[Data entries]
'''

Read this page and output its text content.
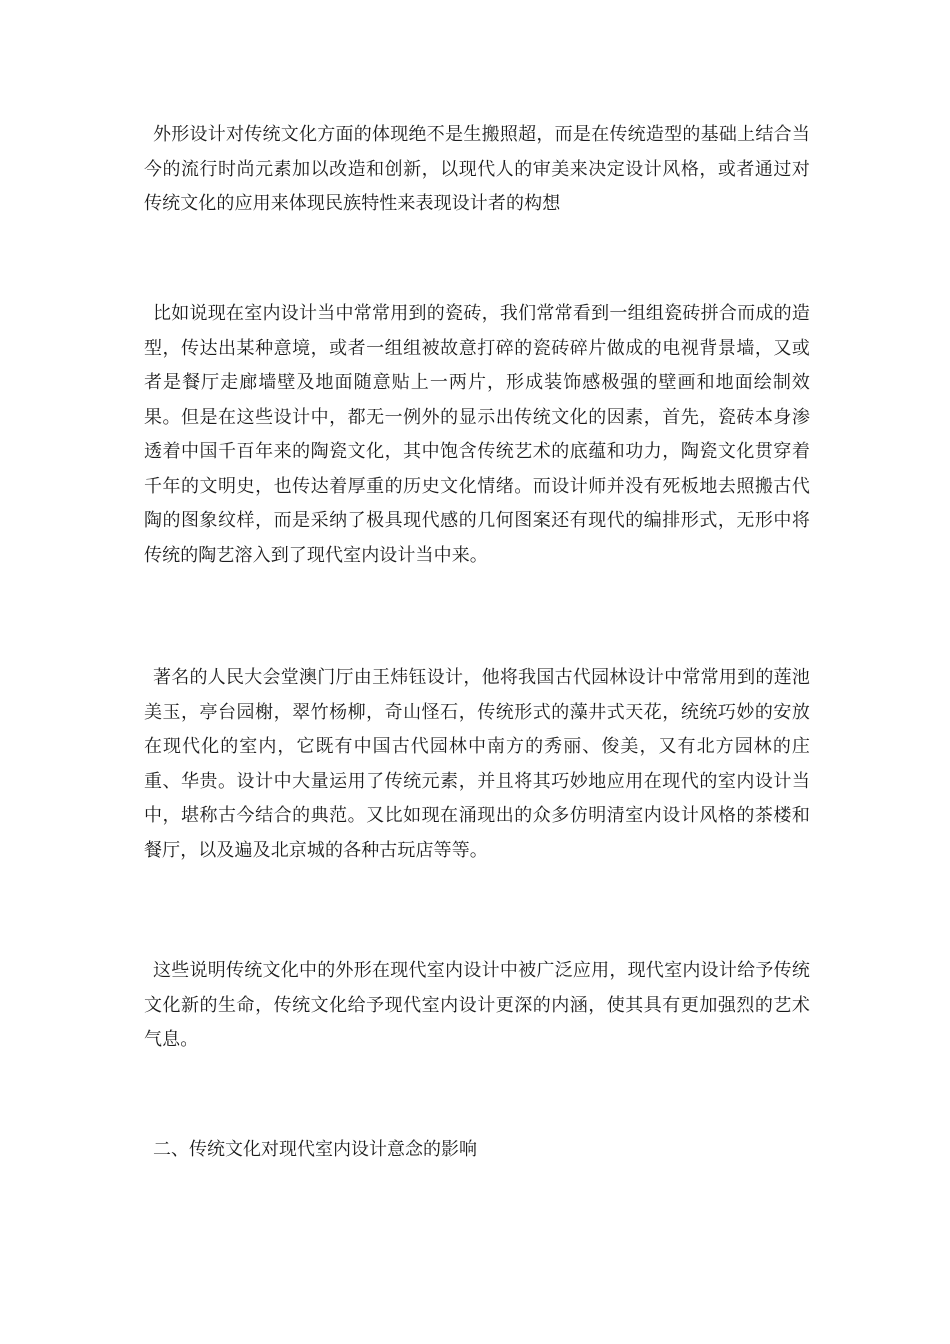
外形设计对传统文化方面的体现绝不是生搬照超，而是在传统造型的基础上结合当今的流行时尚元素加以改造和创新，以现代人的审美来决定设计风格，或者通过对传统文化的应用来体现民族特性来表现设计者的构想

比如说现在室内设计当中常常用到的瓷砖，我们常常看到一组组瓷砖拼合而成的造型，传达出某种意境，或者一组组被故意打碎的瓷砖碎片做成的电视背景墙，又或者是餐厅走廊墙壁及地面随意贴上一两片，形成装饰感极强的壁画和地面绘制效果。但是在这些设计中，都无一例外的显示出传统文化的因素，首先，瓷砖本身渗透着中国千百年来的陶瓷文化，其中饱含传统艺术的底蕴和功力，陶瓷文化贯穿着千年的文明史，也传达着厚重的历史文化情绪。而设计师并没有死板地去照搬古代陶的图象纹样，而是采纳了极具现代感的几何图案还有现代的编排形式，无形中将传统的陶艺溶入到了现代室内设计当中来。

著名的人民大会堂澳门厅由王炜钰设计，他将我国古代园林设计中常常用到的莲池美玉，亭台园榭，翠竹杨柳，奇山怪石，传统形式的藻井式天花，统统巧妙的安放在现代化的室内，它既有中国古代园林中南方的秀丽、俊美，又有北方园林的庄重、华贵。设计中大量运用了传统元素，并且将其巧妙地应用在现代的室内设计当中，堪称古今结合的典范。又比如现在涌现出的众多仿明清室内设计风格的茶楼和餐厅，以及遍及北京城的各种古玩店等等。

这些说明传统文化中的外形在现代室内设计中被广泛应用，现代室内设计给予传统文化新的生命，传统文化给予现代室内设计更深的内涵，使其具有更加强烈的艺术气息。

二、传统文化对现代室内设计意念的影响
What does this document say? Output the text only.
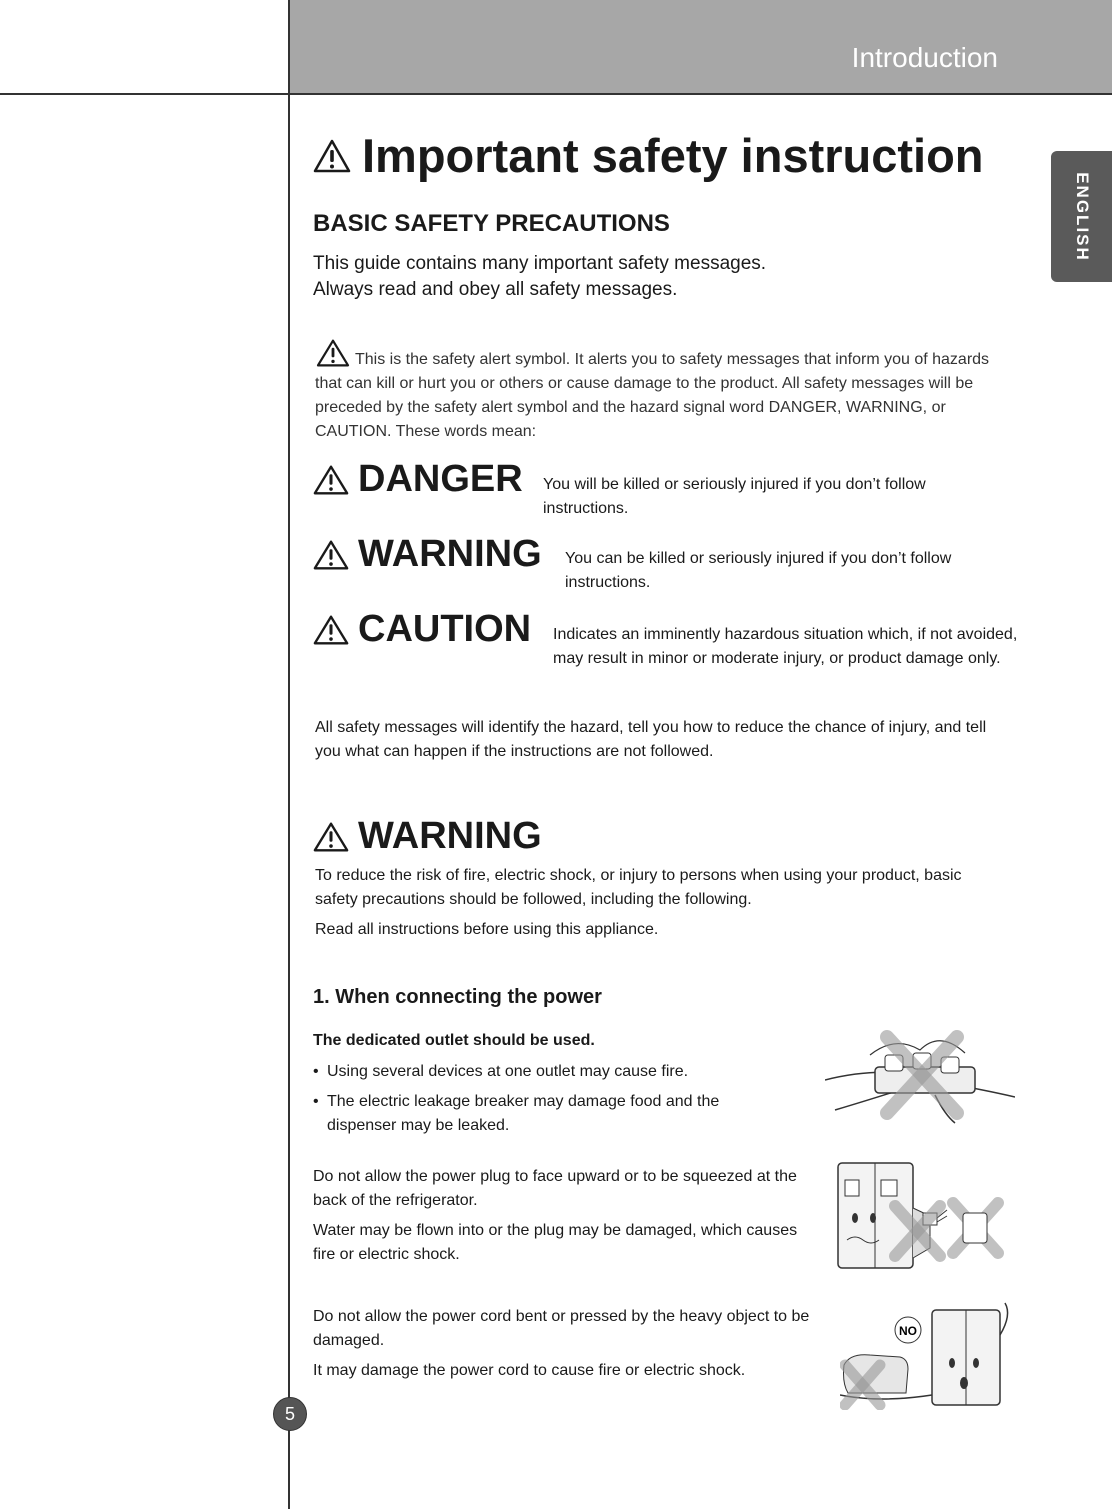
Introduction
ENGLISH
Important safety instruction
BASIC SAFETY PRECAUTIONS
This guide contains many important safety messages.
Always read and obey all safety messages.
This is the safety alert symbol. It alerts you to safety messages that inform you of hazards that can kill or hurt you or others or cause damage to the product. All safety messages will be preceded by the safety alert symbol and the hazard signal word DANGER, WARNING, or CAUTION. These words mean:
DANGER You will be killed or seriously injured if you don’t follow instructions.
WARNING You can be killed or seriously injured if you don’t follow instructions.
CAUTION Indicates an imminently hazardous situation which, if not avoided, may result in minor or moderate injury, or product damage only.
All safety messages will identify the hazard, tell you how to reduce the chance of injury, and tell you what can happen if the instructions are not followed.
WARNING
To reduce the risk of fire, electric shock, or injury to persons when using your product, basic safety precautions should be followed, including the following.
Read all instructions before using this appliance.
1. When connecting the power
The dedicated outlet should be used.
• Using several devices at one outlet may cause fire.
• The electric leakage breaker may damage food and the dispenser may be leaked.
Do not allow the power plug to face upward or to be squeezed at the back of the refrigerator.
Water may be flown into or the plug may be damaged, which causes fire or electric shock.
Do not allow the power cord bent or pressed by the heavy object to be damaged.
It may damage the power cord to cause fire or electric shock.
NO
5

'''
'''

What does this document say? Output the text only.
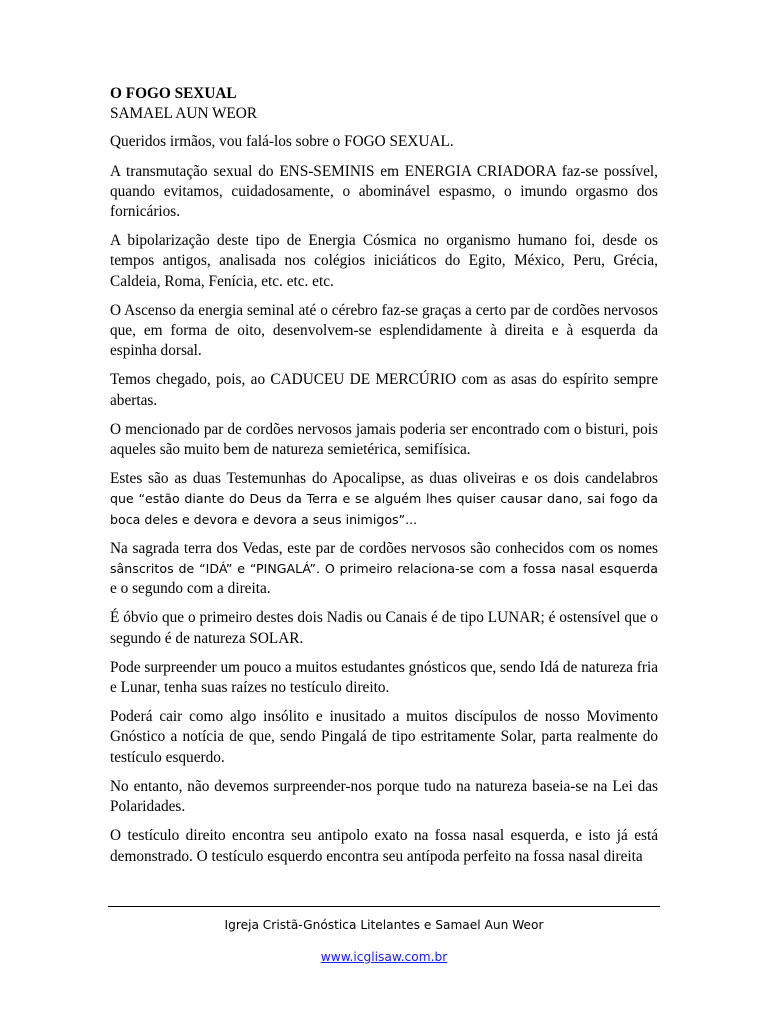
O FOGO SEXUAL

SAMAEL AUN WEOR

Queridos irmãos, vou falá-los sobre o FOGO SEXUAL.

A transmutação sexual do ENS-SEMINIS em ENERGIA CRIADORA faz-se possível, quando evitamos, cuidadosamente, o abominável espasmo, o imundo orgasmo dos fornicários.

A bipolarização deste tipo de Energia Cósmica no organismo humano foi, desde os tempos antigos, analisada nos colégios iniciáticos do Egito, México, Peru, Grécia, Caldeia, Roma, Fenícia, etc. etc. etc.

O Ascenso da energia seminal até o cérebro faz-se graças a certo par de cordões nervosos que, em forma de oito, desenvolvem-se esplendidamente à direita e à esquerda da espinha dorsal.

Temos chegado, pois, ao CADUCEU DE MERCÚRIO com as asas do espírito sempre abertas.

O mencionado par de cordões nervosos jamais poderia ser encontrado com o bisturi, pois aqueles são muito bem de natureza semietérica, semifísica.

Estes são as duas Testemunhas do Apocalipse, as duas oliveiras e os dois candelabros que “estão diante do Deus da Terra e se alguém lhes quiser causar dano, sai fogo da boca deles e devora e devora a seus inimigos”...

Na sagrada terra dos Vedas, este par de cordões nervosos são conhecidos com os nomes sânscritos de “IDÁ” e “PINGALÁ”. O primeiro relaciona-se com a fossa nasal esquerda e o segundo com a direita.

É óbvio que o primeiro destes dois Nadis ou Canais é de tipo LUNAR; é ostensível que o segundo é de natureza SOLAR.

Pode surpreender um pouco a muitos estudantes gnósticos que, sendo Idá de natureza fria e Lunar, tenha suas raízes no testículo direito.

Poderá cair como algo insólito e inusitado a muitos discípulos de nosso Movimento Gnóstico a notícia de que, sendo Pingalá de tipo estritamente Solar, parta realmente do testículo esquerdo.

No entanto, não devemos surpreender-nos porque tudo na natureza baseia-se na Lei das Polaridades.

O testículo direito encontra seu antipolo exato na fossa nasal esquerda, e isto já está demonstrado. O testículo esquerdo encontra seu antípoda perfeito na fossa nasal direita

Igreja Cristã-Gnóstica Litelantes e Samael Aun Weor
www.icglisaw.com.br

'''

▶ **EXERCISE INSTRUCTIONS**
Using the records above, pull out each line where the word "outlet" occurs.

▶ **SOLUTION TO THIS EXERCISE**
The dedicated outlet should be used.
• Using several devices at one outlet may cause fire.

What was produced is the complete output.